• DATA EXTRACT:
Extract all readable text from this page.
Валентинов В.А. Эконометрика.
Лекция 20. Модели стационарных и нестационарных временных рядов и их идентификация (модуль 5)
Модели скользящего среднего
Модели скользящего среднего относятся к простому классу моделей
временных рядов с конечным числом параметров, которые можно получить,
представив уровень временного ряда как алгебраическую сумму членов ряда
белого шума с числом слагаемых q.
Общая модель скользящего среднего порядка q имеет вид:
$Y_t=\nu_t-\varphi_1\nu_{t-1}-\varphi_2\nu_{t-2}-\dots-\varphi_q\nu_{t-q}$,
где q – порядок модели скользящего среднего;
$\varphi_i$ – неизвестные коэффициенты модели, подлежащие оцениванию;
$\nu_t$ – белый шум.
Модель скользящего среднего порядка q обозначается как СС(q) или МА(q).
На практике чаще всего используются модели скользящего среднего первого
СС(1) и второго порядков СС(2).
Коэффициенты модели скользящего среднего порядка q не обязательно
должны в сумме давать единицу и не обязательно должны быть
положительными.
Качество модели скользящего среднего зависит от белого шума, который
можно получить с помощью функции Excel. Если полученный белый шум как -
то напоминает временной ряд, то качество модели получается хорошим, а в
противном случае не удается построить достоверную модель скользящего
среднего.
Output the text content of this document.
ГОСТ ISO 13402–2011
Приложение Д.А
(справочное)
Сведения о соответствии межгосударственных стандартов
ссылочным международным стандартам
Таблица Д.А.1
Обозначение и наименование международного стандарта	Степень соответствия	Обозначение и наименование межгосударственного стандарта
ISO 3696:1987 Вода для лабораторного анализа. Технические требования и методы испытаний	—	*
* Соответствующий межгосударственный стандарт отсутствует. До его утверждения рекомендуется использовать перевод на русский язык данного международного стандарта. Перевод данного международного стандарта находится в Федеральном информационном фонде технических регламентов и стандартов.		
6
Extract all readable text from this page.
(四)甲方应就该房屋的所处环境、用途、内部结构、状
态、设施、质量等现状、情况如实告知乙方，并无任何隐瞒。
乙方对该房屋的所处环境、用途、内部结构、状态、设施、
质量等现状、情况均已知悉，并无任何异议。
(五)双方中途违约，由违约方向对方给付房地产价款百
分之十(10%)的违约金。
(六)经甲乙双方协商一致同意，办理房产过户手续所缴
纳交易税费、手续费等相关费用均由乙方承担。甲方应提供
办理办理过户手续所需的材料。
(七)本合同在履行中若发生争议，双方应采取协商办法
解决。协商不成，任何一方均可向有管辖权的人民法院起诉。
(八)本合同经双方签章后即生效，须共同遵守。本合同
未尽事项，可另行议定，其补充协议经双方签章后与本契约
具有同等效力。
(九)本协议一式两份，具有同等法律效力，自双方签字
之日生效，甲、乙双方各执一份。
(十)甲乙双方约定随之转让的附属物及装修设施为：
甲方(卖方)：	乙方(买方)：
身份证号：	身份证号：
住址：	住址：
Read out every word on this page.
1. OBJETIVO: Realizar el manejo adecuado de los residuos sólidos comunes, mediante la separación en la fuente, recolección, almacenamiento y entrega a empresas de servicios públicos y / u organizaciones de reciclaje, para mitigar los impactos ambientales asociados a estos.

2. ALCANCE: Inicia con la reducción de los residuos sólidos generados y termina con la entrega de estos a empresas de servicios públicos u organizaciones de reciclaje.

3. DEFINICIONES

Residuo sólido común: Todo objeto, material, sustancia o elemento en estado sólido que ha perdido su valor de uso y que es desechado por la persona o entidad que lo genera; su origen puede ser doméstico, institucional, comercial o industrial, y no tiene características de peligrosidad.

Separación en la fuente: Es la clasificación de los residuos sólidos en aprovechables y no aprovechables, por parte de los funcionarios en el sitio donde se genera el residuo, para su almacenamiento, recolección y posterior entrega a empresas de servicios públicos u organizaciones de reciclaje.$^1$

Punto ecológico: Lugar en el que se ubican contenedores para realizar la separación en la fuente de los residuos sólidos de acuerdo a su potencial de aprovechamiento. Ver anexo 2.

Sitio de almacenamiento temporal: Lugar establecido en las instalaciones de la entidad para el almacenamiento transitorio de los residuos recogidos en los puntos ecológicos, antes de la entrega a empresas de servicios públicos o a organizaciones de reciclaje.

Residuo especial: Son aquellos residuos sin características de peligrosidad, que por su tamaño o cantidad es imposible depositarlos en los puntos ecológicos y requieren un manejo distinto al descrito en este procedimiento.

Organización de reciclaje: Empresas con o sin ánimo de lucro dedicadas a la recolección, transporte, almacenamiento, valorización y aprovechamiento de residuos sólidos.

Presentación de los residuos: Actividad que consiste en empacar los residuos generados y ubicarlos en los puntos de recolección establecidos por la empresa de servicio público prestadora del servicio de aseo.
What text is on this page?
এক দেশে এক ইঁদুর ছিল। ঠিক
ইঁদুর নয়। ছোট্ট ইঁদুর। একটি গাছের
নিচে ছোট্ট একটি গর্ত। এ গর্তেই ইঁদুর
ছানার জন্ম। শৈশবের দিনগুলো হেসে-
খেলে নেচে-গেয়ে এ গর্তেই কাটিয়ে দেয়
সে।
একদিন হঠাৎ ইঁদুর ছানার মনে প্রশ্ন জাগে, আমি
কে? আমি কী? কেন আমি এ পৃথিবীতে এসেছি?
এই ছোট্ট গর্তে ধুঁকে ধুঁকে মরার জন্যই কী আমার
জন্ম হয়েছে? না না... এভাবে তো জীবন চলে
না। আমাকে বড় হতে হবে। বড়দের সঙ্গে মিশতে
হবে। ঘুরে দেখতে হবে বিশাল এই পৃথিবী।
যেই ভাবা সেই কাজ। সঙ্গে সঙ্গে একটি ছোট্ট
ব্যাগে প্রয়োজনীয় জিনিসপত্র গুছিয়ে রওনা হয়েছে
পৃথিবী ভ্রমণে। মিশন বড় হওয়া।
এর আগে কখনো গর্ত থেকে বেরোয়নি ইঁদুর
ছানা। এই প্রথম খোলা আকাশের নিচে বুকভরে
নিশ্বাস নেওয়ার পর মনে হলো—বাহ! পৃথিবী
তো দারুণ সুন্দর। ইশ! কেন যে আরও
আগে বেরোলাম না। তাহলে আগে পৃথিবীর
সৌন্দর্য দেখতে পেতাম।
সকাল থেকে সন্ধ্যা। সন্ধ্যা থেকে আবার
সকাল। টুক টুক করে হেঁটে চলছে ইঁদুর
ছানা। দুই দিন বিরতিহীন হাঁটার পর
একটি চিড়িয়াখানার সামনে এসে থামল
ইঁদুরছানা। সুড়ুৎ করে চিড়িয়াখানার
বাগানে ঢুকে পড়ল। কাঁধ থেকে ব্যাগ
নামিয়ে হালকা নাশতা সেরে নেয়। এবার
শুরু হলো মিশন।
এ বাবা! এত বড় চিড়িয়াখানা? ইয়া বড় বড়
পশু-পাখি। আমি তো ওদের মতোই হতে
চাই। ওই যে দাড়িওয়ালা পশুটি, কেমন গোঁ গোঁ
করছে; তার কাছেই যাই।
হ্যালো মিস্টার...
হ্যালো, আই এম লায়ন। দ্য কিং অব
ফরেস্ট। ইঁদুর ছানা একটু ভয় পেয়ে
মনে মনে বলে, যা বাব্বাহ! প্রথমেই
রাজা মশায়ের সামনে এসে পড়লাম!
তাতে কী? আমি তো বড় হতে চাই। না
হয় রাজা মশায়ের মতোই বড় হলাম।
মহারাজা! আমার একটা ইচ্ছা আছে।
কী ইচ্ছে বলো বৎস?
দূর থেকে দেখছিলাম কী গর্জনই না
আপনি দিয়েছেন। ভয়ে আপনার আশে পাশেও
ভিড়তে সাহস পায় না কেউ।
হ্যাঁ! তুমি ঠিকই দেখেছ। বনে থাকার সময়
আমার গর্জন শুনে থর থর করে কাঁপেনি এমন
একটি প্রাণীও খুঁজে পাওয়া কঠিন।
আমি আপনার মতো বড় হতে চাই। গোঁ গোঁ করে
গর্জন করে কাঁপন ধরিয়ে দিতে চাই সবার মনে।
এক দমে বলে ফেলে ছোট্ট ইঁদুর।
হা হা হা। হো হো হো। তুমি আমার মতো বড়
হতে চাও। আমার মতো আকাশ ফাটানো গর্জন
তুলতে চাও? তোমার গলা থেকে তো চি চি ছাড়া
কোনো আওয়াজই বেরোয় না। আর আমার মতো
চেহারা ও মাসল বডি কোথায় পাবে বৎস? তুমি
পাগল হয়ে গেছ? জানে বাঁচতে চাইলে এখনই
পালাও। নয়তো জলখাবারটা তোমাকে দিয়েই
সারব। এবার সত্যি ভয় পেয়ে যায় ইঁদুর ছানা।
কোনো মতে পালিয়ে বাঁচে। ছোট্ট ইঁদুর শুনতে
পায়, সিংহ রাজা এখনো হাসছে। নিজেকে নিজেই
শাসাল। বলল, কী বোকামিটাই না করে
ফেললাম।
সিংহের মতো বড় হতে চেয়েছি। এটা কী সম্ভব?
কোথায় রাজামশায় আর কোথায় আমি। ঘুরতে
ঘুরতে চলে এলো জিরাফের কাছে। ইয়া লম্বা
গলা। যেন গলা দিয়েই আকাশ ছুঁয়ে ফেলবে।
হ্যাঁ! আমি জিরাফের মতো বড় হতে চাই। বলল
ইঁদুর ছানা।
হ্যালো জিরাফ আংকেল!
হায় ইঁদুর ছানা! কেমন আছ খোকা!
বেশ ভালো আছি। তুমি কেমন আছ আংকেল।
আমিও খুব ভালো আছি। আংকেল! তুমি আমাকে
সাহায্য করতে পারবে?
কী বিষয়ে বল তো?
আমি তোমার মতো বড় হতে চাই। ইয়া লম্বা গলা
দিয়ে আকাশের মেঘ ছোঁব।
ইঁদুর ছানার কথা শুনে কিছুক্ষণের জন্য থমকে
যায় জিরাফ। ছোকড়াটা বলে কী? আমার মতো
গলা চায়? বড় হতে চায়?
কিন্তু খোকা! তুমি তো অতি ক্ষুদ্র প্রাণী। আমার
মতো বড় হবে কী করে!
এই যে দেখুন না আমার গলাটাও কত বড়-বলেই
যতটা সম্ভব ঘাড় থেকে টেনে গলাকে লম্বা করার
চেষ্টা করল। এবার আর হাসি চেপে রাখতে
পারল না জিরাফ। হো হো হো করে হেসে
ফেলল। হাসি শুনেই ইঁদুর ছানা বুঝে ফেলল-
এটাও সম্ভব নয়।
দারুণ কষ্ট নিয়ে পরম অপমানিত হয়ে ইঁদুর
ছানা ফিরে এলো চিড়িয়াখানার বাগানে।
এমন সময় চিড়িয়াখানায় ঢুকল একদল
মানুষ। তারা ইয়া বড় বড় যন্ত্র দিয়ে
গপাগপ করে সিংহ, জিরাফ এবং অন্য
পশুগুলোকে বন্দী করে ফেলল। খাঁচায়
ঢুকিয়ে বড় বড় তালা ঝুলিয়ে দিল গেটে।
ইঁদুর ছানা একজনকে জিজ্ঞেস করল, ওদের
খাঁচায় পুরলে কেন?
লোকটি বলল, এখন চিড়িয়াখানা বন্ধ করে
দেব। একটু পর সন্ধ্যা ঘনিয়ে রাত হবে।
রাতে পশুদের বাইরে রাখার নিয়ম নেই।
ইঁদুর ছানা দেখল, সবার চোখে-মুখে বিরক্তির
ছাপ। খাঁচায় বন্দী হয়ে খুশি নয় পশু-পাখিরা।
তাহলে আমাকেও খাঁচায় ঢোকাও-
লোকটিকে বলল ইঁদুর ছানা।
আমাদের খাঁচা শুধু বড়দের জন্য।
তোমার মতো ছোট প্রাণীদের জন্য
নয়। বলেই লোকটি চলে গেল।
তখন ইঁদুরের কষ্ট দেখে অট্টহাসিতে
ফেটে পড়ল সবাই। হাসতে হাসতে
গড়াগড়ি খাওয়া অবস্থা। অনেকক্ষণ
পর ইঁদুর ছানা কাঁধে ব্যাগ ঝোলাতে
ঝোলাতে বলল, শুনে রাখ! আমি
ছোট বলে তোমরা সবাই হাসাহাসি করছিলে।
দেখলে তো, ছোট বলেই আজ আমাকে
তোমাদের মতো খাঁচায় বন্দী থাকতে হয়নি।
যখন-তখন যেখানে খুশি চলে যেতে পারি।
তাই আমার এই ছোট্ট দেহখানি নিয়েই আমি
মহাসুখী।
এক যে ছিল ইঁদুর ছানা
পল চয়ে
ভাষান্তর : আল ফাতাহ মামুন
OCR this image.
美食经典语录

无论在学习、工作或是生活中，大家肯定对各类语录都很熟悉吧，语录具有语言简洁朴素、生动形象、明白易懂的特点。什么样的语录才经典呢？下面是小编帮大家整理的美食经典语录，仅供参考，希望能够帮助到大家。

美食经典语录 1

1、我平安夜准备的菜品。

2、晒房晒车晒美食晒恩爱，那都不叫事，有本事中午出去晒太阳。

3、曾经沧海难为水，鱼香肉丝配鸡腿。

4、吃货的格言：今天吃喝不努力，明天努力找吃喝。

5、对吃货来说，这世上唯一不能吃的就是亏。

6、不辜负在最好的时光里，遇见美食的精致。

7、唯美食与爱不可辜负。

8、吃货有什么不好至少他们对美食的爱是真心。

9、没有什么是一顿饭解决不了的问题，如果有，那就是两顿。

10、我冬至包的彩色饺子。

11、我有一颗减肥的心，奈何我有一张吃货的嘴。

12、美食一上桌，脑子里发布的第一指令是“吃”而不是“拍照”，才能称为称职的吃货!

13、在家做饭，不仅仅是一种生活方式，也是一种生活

• EXERCISE TASK:
Select, from the listing, all lines that include the word "estos".

• EXPECTED ANSWER:
1. OBJETIVO: Realizar el manejo adecuado de los residuos sólidos comunes, mediante la separación en la fuente, recolección, almacenamiento y entrega a empresas de servicios públicos y / u organizaciones de reciclaje, para mitigar los impactos ambientales asociados a estos.
2. ALCANCE: Inicia con la reducción de los residuos sólidos generados y termina con la entrega de estos a empresas de servicios públicos u organizaciones de reciclaje.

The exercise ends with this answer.